### [TASK DIRECTIONS]
Reproduce the records below in full and exactly, without their images.
** Start of DATASET EXCERPTS **
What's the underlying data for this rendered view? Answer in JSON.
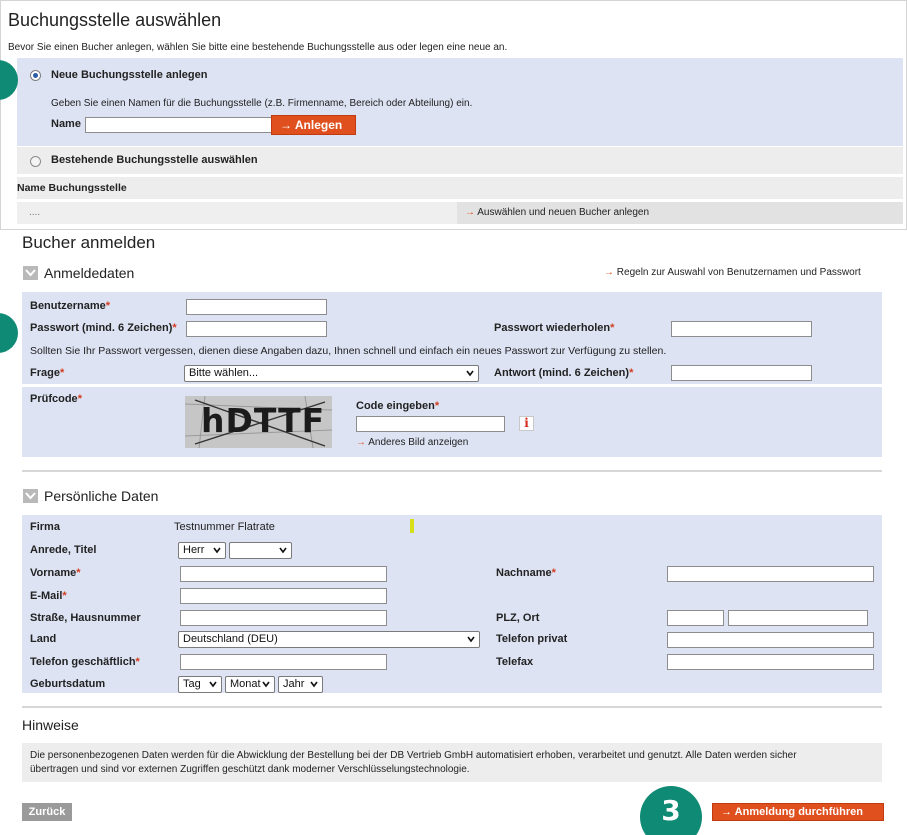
{
  "step1": {
    "title": "Buchungsstelle auswählen",
    "intro": "Bevor Sie einen Bucher anlegen, wählen Sie bitte eine bestehende Buchungsstelle aus oder legen eine neue an.",
    "option_new": "Neue Buchungsstelle anlegen",
    "new_hint": "Geben Sie einen Namen für die Buchungsstelle (z.B. Firmenname, Bereich oder Abteilung) ein.",
    "name_label": "Name",
    "name_value": "",
    "create_button": "Anlegen",
    "option_existing": "Bestehende Buchungsstelle auswählen",
    "column_header": "Name Buchungsstelle",
    "row_placeholder": "....",
    "select_link": "Auswählen und neuen Bucher anlegen"
  },
  "step2": {
    "title": "Bucher anmelden",
    "login_section": "Anmeldedaten",
    "rules_link": "Regeln zur Auswahl von Benutzernamen und Passwort",
    "username_label": "Benutzername",
    "password_label": "Passwort (mind. 6 Zeichen)",
    "password_repeat_label": "Passwort wiederholen",
    "recovery_hint": "Sollten Sie Ihr Passwort vergessen, dienen diese Angaben dazu, Ihnen schnell und einfach ein neues Passwort zur Verfügung zu stellen.",
    "question_label": "Frage",
    "question_value": "Bitte wählen...",
    "answer_label": "Antwort (mind. 6 Zeichen)",
    "captcha_label": "Prüfcode",
    "captcha_text": "hDTTF",
    "code_label": "Code eingeben",
    "info_icon": "i",
    "other_image_link": "Anderes Bild anzeigen",
    "required_mark": "*"
  },
  "personal": {
    "section": "Persönliche Daten",
    "firma_label": "Firma",
    "firma_value": "Testnummer Flatrate",
    "anrede_label": "Anrede, Titel",
    "anrede_value": "Herr",
    "titel_value": "",
    "vorname_label": "Vorname",
    "nachname_label": "Nachname",
    "email_label": "E-Mail",
    "strasse_label": "Straße, Hausnummer",
    "plz_label": "PLZ, Ort",
    "land_label": "Land",
    "land_value": "Deutschland (DEU)",
    "tel_privat_label": "Telefon privat",
    "tel_geschaeft_label": "Telefon geschäftlich",
    "telefax_label": "Telefax",
    "geburtsdatum_label": "Geburtsdatum",
    "tag_value": "Tag",
    "monat_value": "Monat",
    "jahr_value": "Jahr"
  },
  "hinweise": {
    "title": "Hinweise",
    "text_line1": "Die personenbezogenen Daten werden für die Abwicklung der Bestellung bei der DB Vertrieb GmbH automatisiert erhoben, verarbeitet und genutzt. Alle Daten werden sicher",
    "text_line2": "übertragen und sind vor externen Zugriffen geschützt dank moderner Verschlüsselungstechnologie."
  },
  "footer": {
    "back_button": "Zurück",
    "submit_button": "Anmeldung durchführen",
    "step_badge": "3"
  },
  "colors": {
    "accent": "#e0501e",
    "form_background": "#dde3f3",
    "step_badge": "#0f8a74"
  }
}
** End of DATASET EXCERPTS **
### [THE RESULT]
What's the underlying data for this rendered view? Answer in JSON.
{
  "step1": {
    "title": "Buchungsstelle auswählen",
    "intro": "Bevor Sie einen Bucher anlegen, wählen Sie bitte eine bestehende Buchungsstelle aus oder legen eine neue an.",
    "option_new": "Neue Buchungsstelle anlegen",
    "new_hint": "Geben Sie einen Namen für die Buchungsstelle (z.B. Firmenname, Bereich oder Abteilung) ein.",
    "name_label": "Name",
    "name_value": "",
    "create_button": "Anlegen",
    "option_existing": "Bestehende Buchungsstelle auswählen",
    "column_header": "Name Buchungsstelle",
    "row_placeholder": "....",
    "select_link": "Auswählen und neuen Bucher anlegen"
  },
  "step2": {
    "title": "Bucher anmelden",
    "login_section": "Anmeldedaten",
    "rules_link": "Regeln zur Auswahl von Benutzernamen und Passwort",
    "username_label": "Benutzername",
    "password_label": "Passwort (mind. 6 Zeichen)",
    "password_repeat_label": "Passwort wiederholen",
    "recovery_hint": "Sollten Sie Ihr Passwort vergessen, dienen diese Angaben dazu, Ihnen schnell und einfach ein neues Passwort zur Verfügung zu stellen.",
    "question_label": "Frage",
    "question_value": "Bitte wählen...",
    "answer_label": "Antwort (mind. 6 Zeichen)",
    "captcha_label": "Prüfcode",
    "captcha_text": "hDTTF",
    "code_label": "Code eingeben",
    "info_icon": "i",
    "other_image_link": "Anderes Bild anzeigen",
    "required_mark": "*"
  },
  "personal": {
    "section": "Persönliche Daten",
    "firma_label": "Firma",
    "firma_value": "Testnummer Flatrate",
    "anrede_label": "Anrede, Titel",
    "anrede_value": "Herr",
    "titel_value": "",
    "vorname_label": "Vorname",
    "nachname_label": "Nachname",
    "email_label": "E-Mail",
    "strasse_label": "Straße, Hausnummer",
    "plz_label": "PLZ, Ort",
    "land_label": "Land",
    "land_value": "Deutschland (DEU)",
    "tel_privat_label": "Telefon privat",
    "tel_geschaeft_label": "Telefon geschäftlich",
    "telefax_label": "Telefax",
    "geburtsdatum_label": "Geburtsdatum",
    "tag_value": "Tag",
    "monat_value": "Monat",
    "jahr_value": "Jahr"
  },
  "hinweise": {
    "title": "Hinweise",
    "text_line1": "Die personenbezogenen Daten werden für die Abwicklung der Bestellung bei der DB Vertrieb GmbH automatisiert erhoben, verarbeitet und genutzt. Alle Daten werden sicher",
    "text_line2": "übertragen und sind vor externen Zugriffen geschützt dank moderner Verschlüsselungstechnologie."
  },
  "footer": {
    "back_button": "Zurück",
    "submit_button": "Anmeldung durchführen",
    "step_badge": "3"
  },
  "colors": {
    "accent": "#e0501e",
    "form_background": "#dde3f3",
    "step_badge": "#0f8a74"
  }
}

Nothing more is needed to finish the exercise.